───── INFORMATION PROVIDED
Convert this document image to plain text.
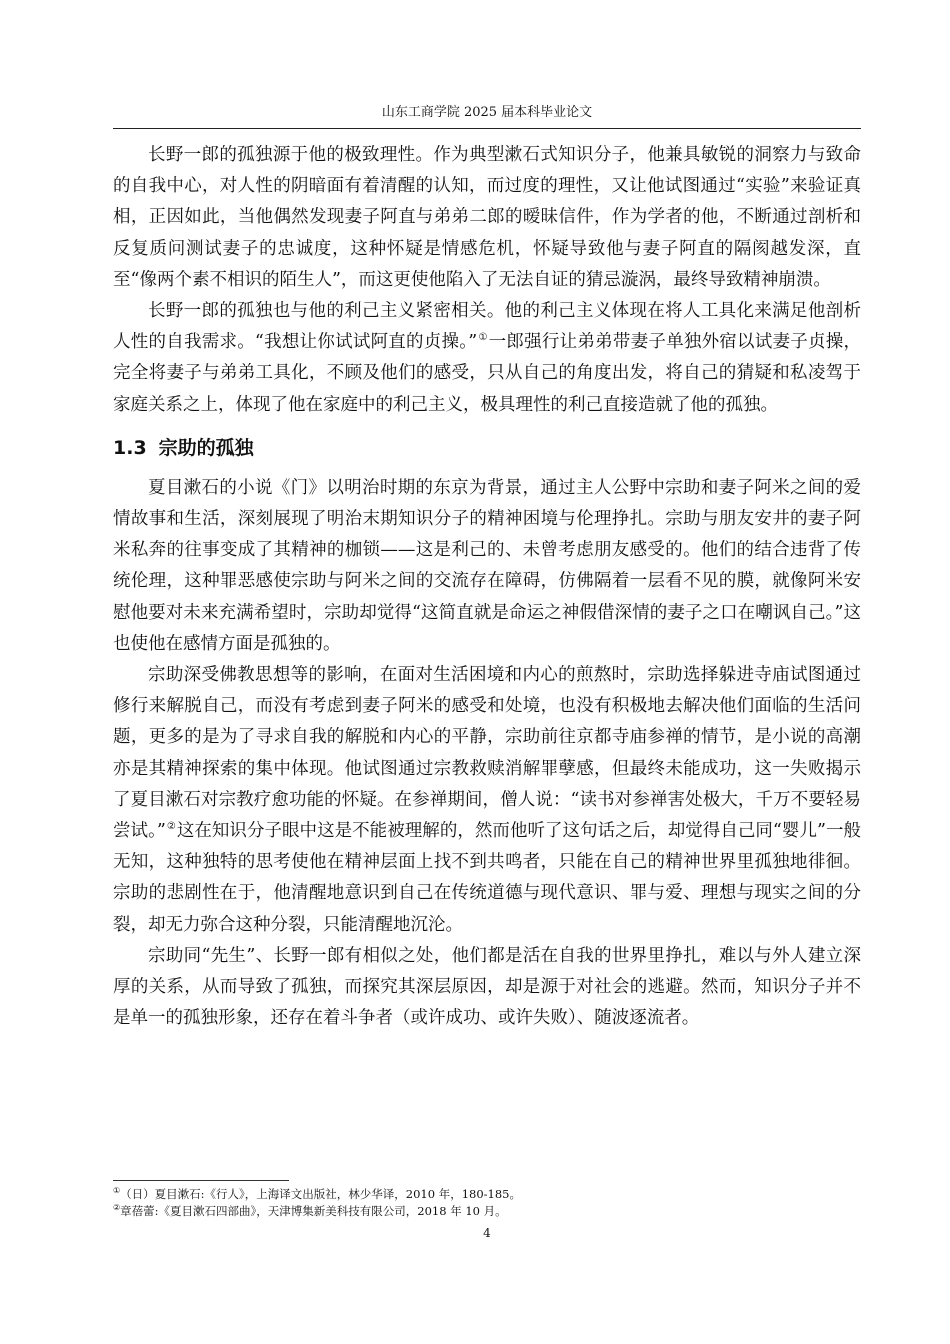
山东工商学院 2025 届本科毕业论文

长野一郎的孤独源于他的极致理性。作为典型漱石式知识分子，他兼具敏锐的洞察力与致命的自我中心，对人性的阴暗面有着清醒的认知，而过度的理性，又让他试图通过“实验”来验证真相，正因如此，当他偶然发现妻子阿直与弟弟二郎的暧昧信件，作为学者的他，不断通过剖析和反复质问测试妻子的忠诚度，这种怀疑是情感危机，怀疑导致他与妻子阿直的隔阂越发深，直至“像两个素不相识的陌生人”，而这更使他陷入了无法自证的猜忌漩涡，最终导致精神崩溃。

长野一郎的孤独也与他的利己主义紧密相关。他的利己主义体现在将人工具化来满足他剖析人性的自我需求。“我想让你试试阿直的贞操。”①一郎强行让弟弟带妻子单独外宿以试妻子贞操，完全将妻子与弟弟工具化，不顾及他们的感受，只从自己的角度出发，将自己的猜疑和私凌驾于家庭关系之上，体现了他在家庭中的利己主义，极具理性的利己直接造就了他的孤独。

1.3 宗助的孤独

夏目漱石的小说《门》以明治时期的东京为背景，通过主人公野中宗助和妻子阿米之间的爱情故事和生活，深刻展现了明治末期知识分子的精神困境与伦理挣扎。宗助与朋友安井的妻子阿米私奔的往事变成了其精神的枷锁——这是利己的、未曾考虑朋友感受的。他们的结合违背了传统伦理，这种罪恶感使宗助与阿米之间的交流存在障碍，仿佛隔着一层看不见的膜，就像阿米安慰他要对未来充满希望时，宗助却觉得“这简直就是命运之神假借深情的妻子之口在嘲讽自己。”这也使他在感情方面是孤独的。

宗助深受佛教思想等的影响，在面对生活困境和内心的煎熬时，宗助选择躲进寺庙试图通过修行来解脱自己，而没有考虑到妻子阿米的感受和处境，也没有积极地去解决他们面临的生活问题，更多的是为了寻求自我的解脱和内心的平静，宗助前往京都寺庙参禅的情节，是小说的高潮亦是其精神探索的集中体现。他试图通过宗教救赎消解罪孽感，但最终未能成功，这一失败揭示了夏目漱石对宗教疗愈功能的怀疑。在参禅期间，僧人说：“读书对参禅害处极大，千万不要轻易尝试。”②这在知识分子眼中这是不能被理解的，然而他听了这句话之后，却觉得自己同“婴儿”一般无知，这种独特的思考使他在精神层面上找不到共鸣者，只能在自己的精神世界里孤独地徘徊。宗助的悲剧性在于，他清醒地意识到自己在传统道德与现代意识、罪与爱、理想与现实之间的分裂，却无力弥合这种分裂，只能清醒地沉沦。

宗助同“先生”、长野一郎有相似之处，他们都是活在自我的世界里挣扎，难以与外人建立深厚的关系，从而导致了孤独，而探究其深层原因，却是源于对社会的逃避。然而，知识分子并不是单一的孤独形象，还存在着斗争者（或许成功、或许失败）、随波逐流者。

①（日）夏目漱石:《行人》，上海译文出版社，林少华译，2010 年，180-185。

②章蓓蕾:《夏目漱石四部曲》，天津博集新美科技有限公司，2018 年 10 月。

4
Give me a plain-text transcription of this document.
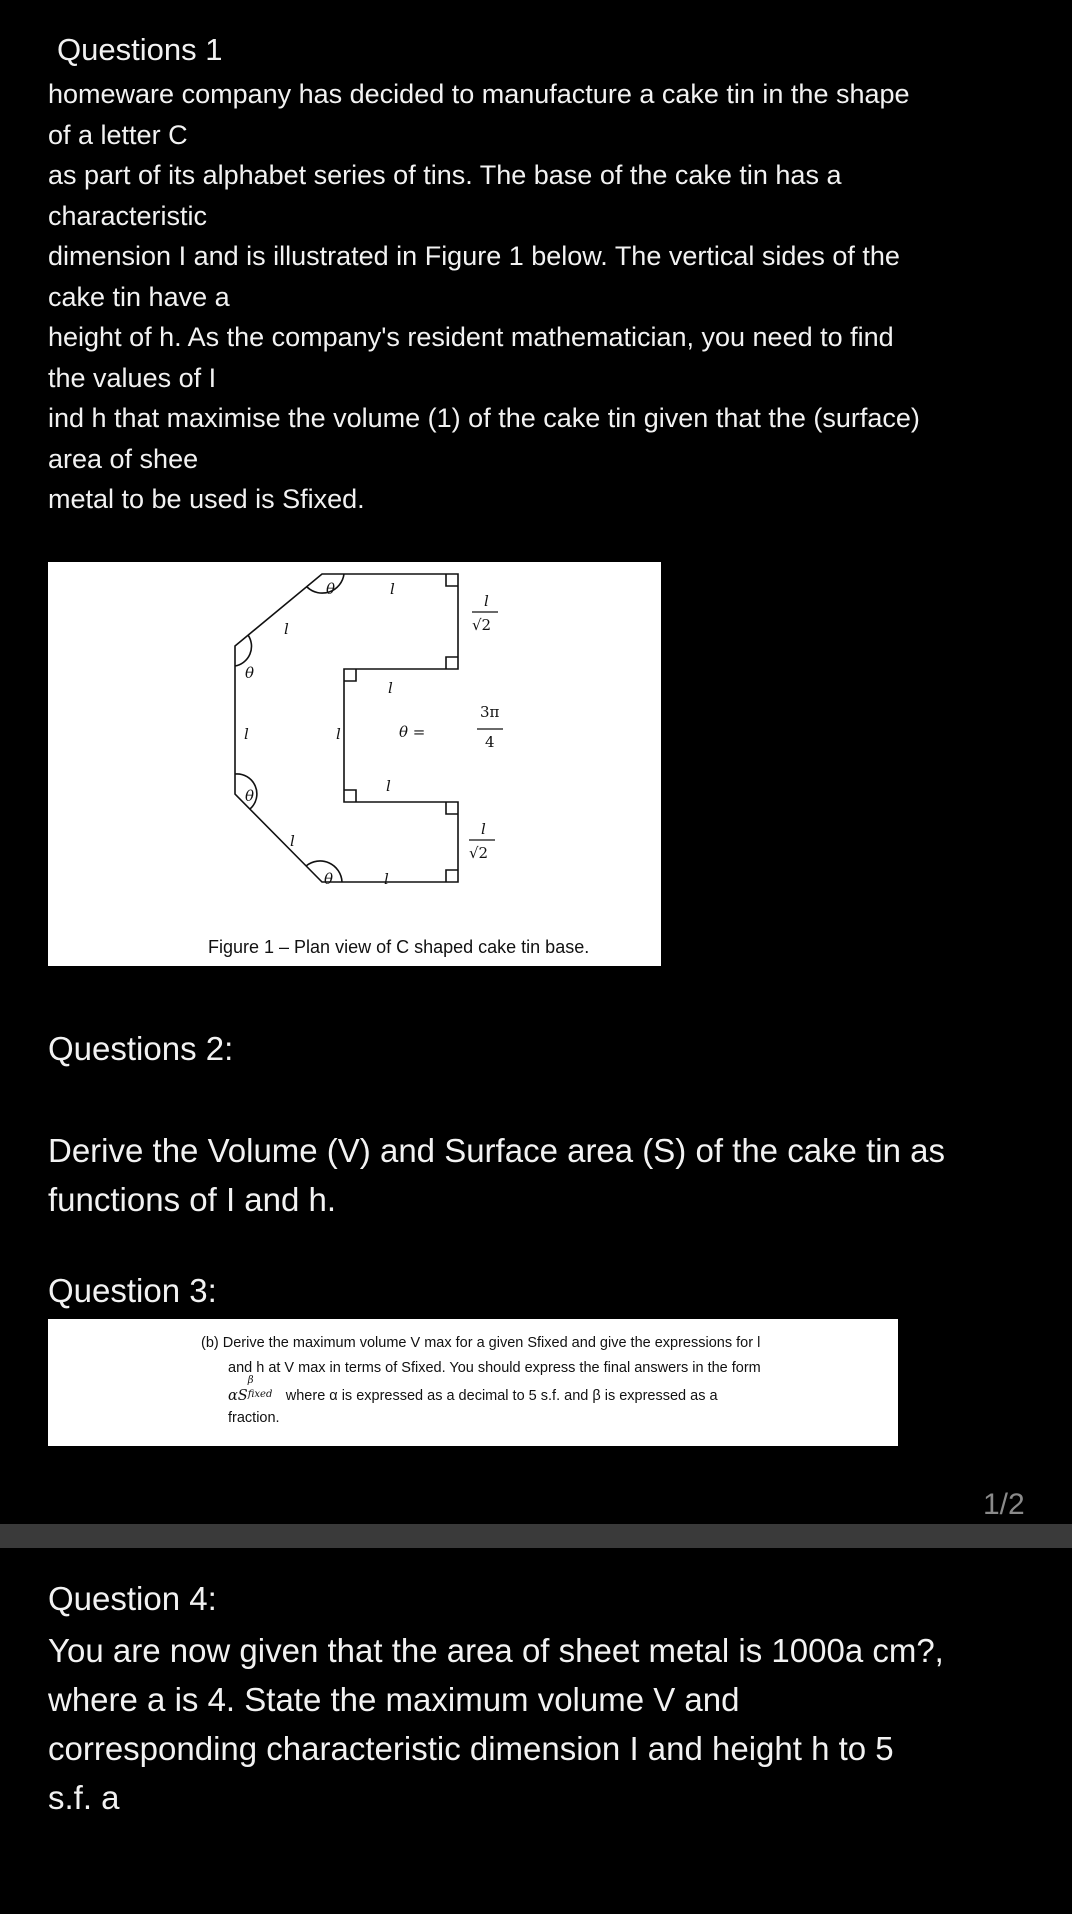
Questions 1
homeware company has decided to manufacture a cake tin in the shape
of a letter C
as part of its alphabet series of tins. The base of the cake tin has a
characteristic
dimension I and is illustrated in Figure 1 below. The vertical sides of the
cake tin have a
height of h. As the company's resident mathematician, you need to find
the values of I
ind h that maximise the volume (1) of the cake tin given that the (surface)
area of shee
metal to be used is Sfixed.
θ	l
l
θ
l
l	l
l
θ
l
θ	l
l
√2
θ =
3π
4
l
√2
Figure 1 – Plan view of C shaped cake tin base.
Questions 2:
Derive the Volume (V) and Surface area (S) of the cake tin as
functions of I and h.
Question 3:
(b) Derive the maximum volume V max for a given Sfixed and give the expressions for l
and h at V max in terms of Sfixed. You should express the final answers in the form
αS
β
fixed where α is expressed as a decimal to 5 s.f. and β is expressed as a
fraction.
1/2
Question 4:
You are now given that the area of sheet metal is 1000a cm?,
where a is 4. State the maximum volume V and
corresponding characteristic dimension I and height h to 5
s.f. a
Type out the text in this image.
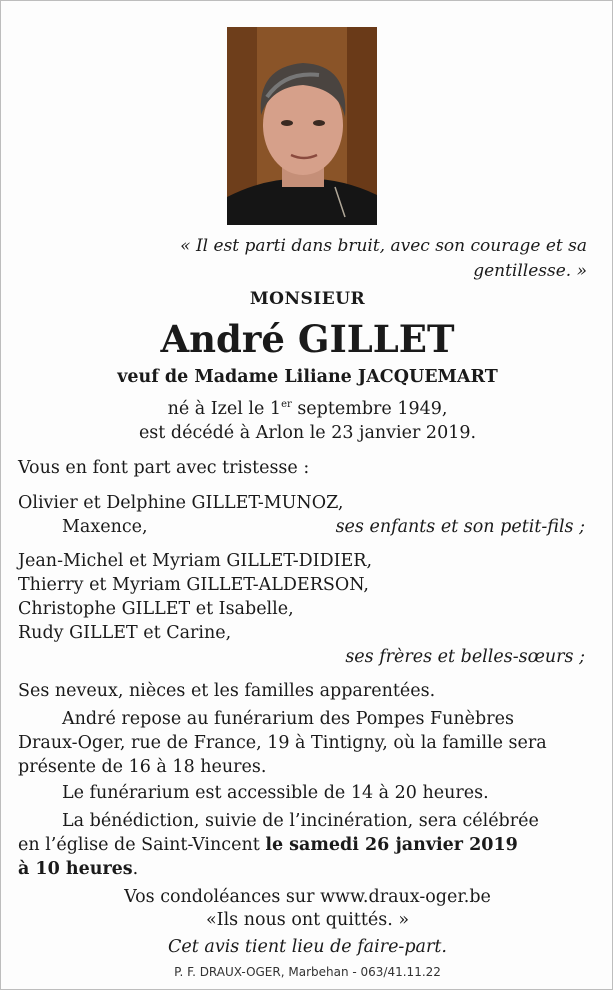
« Il est parti dans bruit, avec son courage et sa
gentillesse. »
MONSIEUR
André GILLET
veuf de Madame Liliane JACQUEMART
né à Izel le 1er septembre 1949,
est décédé à Arlon le 23 janvier 2019.
Vous en font part avec tristesse :
Olivier et Delphine GILLET-MUNOZ,
Maxence,	ses enfants et son petit-fils ;
Jean-Michel et Myriam GILLET-DIDIER,
Thierry et Myriam GILLET-ALDERSON,
Christophe GILLET et Isabelle,
Rudy GILLET et Carine,
ses frères et belles-sœurs ;
Ses neveux, nièces et les familles apparentées.
André repose au funérarium des Pompes Funèbres
Draux-Oger, rue de France, 19 à Tintigny, où la famille sera
présente de 16 à 18 heures.
Le funérarium est accessible de 14 à 20 heures.
La bénédiction, suivie de l’incinération, sera célébrée
en l’église de Saint-Vincent le samedi 26 janvier 2019
à 10 heures.
Vos condoléances sur www.draux-oger.be
«Ils nous ont quittés. »
Cet avis tient lieu de faire-part.
P. F. DRAUX-OGER, Marbehan - 063/41.11.22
──────────
STATED TASK: Only lines holding the string "maximum" are wanted; gather each one from the entries above.

RESPONSE TO THIS EXERCISE:
(b) Derive the maximum volume V max for a given Sfixed and give the expressions for l
where a is 4. State the maximum volume V and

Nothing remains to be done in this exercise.